>>

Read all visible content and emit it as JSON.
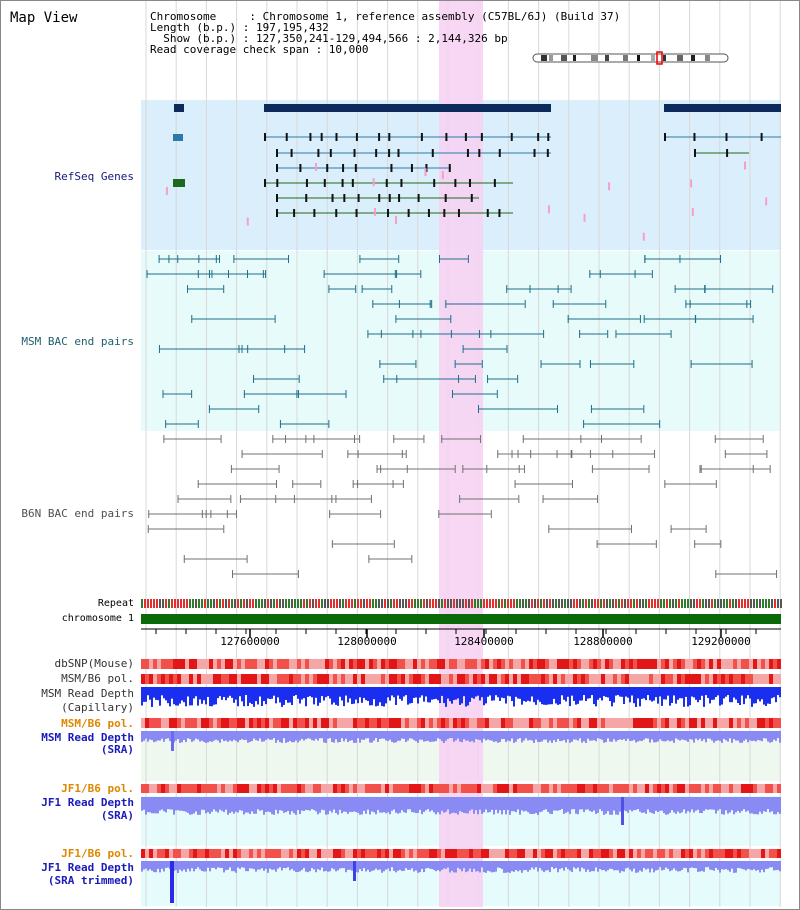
{
  "page": {
    "title": "Map View"
  },
  "info": {
    "line1": "Chromosome     : Chromosome 1, reference assembly (C57BL/6J) (Build 37)",
    "line2": "Length (b.p.) : 197,195,432",
    "line3": "  Show (b.p.) : 127,350,241-129,494,566 : 2,144,326 bp",
    "line4": "Read coverage check span : 10,000"
  },
  "tracks": {
    "refseq": "RefSeq Genes",
    "msm_bac": "MSM BAC end pairs",
    "b6n_bac": "B6N BAC end pairs",
    "repeat": "Repeat",
    "chromosome": "chromosome 1",
    "dbsnp": "dbSNP(Mouse)",
    "msmb6_pol": "MSM/B6 pol.",
    "msm_depth_cap_1": "MSM Read Depth",
    "msm_depth_cap_2": "(Capillary)",
    "msmb6_pol2": "MSM/B6 pol.",
    "msm_depth_sra_1": "MSM Read Depth",
    "msm_depth_sra_2": "(SRA)",
    "jf1_pol": "JF1/B6 pol.",
    "jf1_depth_1": "JF1 Read Depth",
    "jf1_depth_2": "(SRA)",
    "jf1_pol2": "JF1/B6 pol.",
    "jf1_trim_1": "JF1 Read Depth",
    "jf1_trim_2": "(SRA trimmed)"
  },
  "axis": {
    "ticks": [
      "127600000",
      "128000000",
      "128400000",
      "128800000",
      "129200000"
    ]
  },
  "colors": {
    "highlight": "#f7d0f2",
    "refseq_bg": "#dbeefb",
    "bac_bg": "#e6fbfa",
    "gene_dark": "#0d2a5c",
    "gene_blue": "#2d7aa8",
    "gene_green": "#1c6a1c",
    "msm_pair": "#1f6e8a",
    "b6n_pair": "#707070",
    "chrom_green": "#0a6a0a",
    "depth_blue": "#1a2ef0",
    "depth_light": "#8a8af5",
    "snp_red": "#f2504a",
    "label_navy": "#17197a",
    "label_teal": "#1f5e6e",
    "label_orange": "#dd8800",
    "label_blue": "#1a1abb"
  }
}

<<

Find the word "pairs" in the listing above, then copy each line where it turns up.

**FINISHED EXERCISE:**
    "msm_bac": "MSM BAC end pairs",
    "b6n_bac": "B6N BAC end pairs",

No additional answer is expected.